§ **Trecho do documento**:
——————————

No texto Sobre o Narcisismo (1914) Freud propõe que uma pessoa angustiada por dor e mal - estar orgânico pode deixar de se interessar pelas coisas do mundo externo, na medida em que estas não dizem respeito ao seu sofrimento:
Uma observação mais detida nos ensina que ela também retira o interesse libidinal de seus objetos amorosos: enquanto sofre, deixa de amar. A banalidade desse fato não justifica que deixemos de traduzi-lo nos termos da teoria da libido. Devemos então dizer: o homem enfermo retira suas catexias libidinais de volta para seu próprio ego, e as põe para fora novamente quando se recupera. ‘Concentrada está a sua alma’, diz Wilhelm Busch a respeito do poeta que sofre de dor de dentes, ‘no estreito orifício do molar’.
Aqui a libido e o interesse do ego partilham do mesmo destino e são mais uma vez indistinguíveis entre si. O egoísmo familiar do enfermo abrange os dois (FREUD, 1914, n.p).
Há casos em que os pacientes não manifestam interesse algum em falar, muito menos em interagir com a família, amigos, companheiros de enfermidade ou com a equipe de profissionais da saúde que os auxilia. Freud aborda que há alteração da maneira pela qual os doentes têm seus sentimentos de amor com relação aos outros suprimidos pelas moléstias do corpo e substituídos por uma total indiferença.
É possível ainda referir a fala de outra paciente com a obra freudiana. A mesma diz sentir-se infeliz, sem vontade de viver e que não encontra mais sentido na vida. Relata não ter mais ânimo; nem forças para realizar atividades
leves. Para ela tudo poderia acabar, tem vontade de morrer. Pois não se sente útil para mais nada, prefere ficar sozinha. A paciente também relata que se sente “feia”. Para Freud (1914, n.p.), “a doença orgânica, manifesta-se em sensações corpóreas aflitivas e penosas, e o doente retira tanto o interesse quanto a libido dos objetos do mundo externo, concentrando ambos no órgão que lhe prende a atenção”. Ao que podemos interpretar como um superinvestimento por parte do paciente no órgão adoecido, como se o corpo não fosse uma unidade, mas um órgão.
Nas palavras de uma paciente:
Hoje quando tomei banho, antes de vir para cá (setor de oncologia), vi que estou toda marcada, minha barriga dói, esse lugar (mostra a queimadura circulando o orifício confeccionado para o uso do ostoma) não dá para tocar, até minha roupa machuca, deve ser bem soltinha. È horrível de olhar. Eu não era assim não me olho mais no espelho, ele está mentindo para mim. Quando isso vai acabar? (sic)
Para Levin apud Freud (2001, p.77) “a dor é um articulador, ou melhor, um operador entre o corpo (o corporal) e a alma (o píquico)”. Sendo esta condição fronteiriça que nos coloca de frente ao limite entre o corpo órgão e o corpo subjetivado.
É possível pensar a experiência diante da dor de acordo com proposições de Levin (2001), a criança nasce indefesa, e sua proteção contra a dor corporal passará pelo Outro, que irá representar a imagem corporal sobre a qual o bebê se sustentará. É no Outro materno que doerá primeiro a dor do bebê. Então, o Outro interpretará e decodificará a dor do bebê como se fosse sua. Ou seja, a “mãe sente a dor do bebê como própria, e com base na sua dor ela decodifica a dor da criança” (2001, p. 79).
Para o mesmo autor, a dor nasce do encontro da sensibilidade do bebê com o afeto materno, que referencia a dor da criança num contexto simbólico. O bebê não pode compreender a dor como dor em si, pois ainda não estruturou sua imagem e seu esquema corporal para referi-los a si mesmo. Ele ainda não é capaz de afirmar que sente dor, para isso ele terá que constituir uma imagem corporal com a qual possa se reconhecer e se diferenciar do Outro.

——————————

§ **Dados registrados**:
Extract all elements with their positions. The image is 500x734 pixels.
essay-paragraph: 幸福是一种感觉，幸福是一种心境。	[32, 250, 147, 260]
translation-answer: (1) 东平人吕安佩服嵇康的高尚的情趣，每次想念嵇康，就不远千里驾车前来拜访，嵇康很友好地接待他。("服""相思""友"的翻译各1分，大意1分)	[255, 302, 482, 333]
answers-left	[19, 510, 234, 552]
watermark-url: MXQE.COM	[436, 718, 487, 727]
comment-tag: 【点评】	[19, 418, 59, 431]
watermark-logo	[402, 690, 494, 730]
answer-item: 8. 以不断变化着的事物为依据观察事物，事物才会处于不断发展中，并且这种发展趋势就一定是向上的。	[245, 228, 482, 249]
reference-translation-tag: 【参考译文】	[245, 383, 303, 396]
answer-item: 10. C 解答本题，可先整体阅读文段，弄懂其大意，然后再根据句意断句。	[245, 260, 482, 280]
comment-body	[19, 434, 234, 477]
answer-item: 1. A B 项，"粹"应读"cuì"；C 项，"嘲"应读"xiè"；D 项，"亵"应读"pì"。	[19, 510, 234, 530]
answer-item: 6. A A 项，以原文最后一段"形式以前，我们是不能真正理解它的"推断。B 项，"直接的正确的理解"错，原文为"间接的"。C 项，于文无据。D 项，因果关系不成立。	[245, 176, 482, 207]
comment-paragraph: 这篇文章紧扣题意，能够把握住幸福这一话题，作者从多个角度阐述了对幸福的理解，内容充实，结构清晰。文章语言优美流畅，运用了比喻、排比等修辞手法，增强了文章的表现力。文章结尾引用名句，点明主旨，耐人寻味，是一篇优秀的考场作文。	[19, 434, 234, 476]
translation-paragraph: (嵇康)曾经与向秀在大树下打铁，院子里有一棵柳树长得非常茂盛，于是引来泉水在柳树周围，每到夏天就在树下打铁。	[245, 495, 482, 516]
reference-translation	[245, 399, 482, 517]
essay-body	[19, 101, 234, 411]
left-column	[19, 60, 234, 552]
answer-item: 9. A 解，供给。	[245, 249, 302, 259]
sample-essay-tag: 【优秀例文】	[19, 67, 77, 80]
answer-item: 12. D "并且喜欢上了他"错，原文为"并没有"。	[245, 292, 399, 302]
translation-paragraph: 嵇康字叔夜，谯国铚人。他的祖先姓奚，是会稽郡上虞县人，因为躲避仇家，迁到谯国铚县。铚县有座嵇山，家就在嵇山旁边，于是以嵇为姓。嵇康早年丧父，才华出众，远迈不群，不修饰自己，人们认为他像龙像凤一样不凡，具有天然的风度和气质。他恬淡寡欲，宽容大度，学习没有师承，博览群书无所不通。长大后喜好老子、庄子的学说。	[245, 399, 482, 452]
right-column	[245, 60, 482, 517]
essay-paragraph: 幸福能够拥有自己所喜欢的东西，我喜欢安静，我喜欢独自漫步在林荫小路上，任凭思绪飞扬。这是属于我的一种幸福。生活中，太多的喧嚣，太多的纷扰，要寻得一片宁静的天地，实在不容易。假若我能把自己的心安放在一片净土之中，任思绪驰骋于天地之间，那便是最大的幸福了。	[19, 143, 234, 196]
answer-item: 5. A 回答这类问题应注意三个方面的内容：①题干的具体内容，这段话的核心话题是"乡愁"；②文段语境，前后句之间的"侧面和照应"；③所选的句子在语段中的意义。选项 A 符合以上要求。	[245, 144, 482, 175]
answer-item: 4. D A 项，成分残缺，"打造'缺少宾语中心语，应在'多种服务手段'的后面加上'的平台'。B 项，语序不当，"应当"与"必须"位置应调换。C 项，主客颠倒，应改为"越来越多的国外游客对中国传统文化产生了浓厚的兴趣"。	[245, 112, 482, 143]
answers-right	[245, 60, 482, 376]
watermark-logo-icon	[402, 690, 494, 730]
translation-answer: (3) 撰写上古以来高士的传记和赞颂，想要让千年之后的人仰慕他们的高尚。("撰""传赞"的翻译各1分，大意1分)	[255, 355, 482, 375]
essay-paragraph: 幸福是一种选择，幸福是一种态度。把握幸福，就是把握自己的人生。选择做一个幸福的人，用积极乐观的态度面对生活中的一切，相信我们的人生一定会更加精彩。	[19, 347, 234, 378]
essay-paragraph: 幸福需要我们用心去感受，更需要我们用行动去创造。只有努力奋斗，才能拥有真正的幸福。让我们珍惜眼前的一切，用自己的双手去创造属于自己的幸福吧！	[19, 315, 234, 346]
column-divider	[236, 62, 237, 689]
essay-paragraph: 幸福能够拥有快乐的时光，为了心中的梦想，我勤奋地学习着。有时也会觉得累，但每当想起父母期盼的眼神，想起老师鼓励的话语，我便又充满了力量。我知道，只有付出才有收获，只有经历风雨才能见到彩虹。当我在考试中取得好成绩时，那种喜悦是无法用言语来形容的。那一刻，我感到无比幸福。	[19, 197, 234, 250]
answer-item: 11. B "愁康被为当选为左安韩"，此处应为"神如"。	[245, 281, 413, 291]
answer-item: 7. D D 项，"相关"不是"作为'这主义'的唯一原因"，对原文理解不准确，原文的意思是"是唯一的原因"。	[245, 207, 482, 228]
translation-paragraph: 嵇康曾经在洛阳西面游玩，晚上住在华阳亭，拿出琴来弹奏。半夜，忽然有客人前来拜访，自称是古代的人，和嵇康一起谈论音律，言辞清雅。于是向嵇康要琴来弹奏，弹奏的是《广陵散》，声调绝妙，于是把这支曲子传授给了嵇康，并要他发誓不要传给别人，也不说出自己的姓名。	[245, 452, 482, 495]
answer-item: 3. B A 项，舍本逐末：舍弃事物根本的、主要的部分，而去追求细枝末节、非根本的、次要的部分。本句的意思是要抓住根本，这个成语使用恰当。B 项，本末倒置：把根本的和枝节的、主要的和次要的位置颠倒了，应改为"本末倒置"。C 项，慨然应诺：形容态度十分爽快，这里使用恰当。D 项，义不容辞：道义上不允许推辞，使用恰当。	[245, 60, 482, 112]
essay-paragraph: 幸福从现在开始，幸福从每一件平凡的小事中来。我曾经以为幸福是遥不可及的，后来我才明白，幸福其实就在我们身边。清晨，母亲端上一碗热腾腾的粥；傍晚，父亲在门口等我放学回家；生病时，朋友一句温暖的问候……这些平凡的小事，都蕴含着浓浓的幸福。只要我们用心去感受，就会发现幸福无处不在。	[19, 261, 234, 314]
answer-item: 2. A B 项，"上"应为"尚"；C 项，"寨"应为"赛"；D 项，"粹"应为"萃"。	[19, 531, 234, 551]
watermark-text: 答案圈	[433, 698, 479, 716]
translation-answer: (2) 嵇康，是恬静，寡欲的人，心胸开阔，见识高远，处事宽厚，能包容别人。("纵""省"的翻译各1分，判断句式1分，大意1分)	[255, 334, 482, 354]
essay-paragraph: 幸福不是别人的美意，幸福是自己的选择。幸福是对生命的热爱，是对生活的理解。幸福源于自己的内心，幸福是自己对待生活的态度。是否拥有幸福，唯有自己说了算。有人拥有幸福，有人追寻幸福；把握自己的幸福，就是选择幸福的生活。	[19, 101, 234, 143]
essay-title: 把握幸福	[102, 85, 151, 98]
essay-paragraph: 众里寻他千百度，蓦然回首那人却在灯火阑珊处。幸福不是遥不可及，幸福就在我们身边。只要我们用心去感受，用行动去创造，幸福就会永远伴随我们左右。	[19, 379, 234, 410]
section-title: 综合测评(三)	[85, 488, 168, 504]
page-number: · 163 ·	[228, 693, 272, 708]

——————————

§ **Conjunto de tarefas**:
• 1. No trecho sobre dor e narcisismo, quem é citado a respeito do poeta que sofre de dor de dentes?
• 2. Por favor, devolva do trecho sobre dor e narcisismo a parte entre "Nas palavras de" e "vai acabar? (sic)", inclusive, sem nenhuma alteração.

§ **Respostas por tarefa**:
• 1. Wilhelm Busch.

• 2.
Nas palavras de uma paciente:
Hoje quando tomei banho, antes de vir para cá (setor de oncologia), vi que estou toda marcada, minha barriga dói, esse lugar (mostra a queimadura circulando o orifício confeccionado para o uso do ostoma) não dá para tocar, até minha roupa machuca, deve ser bem soltinha. È horrível de olhar. Eu não era assim não me olho mais no espelho, ele está mentindo para mim. Quando isso vai acabar? (sic)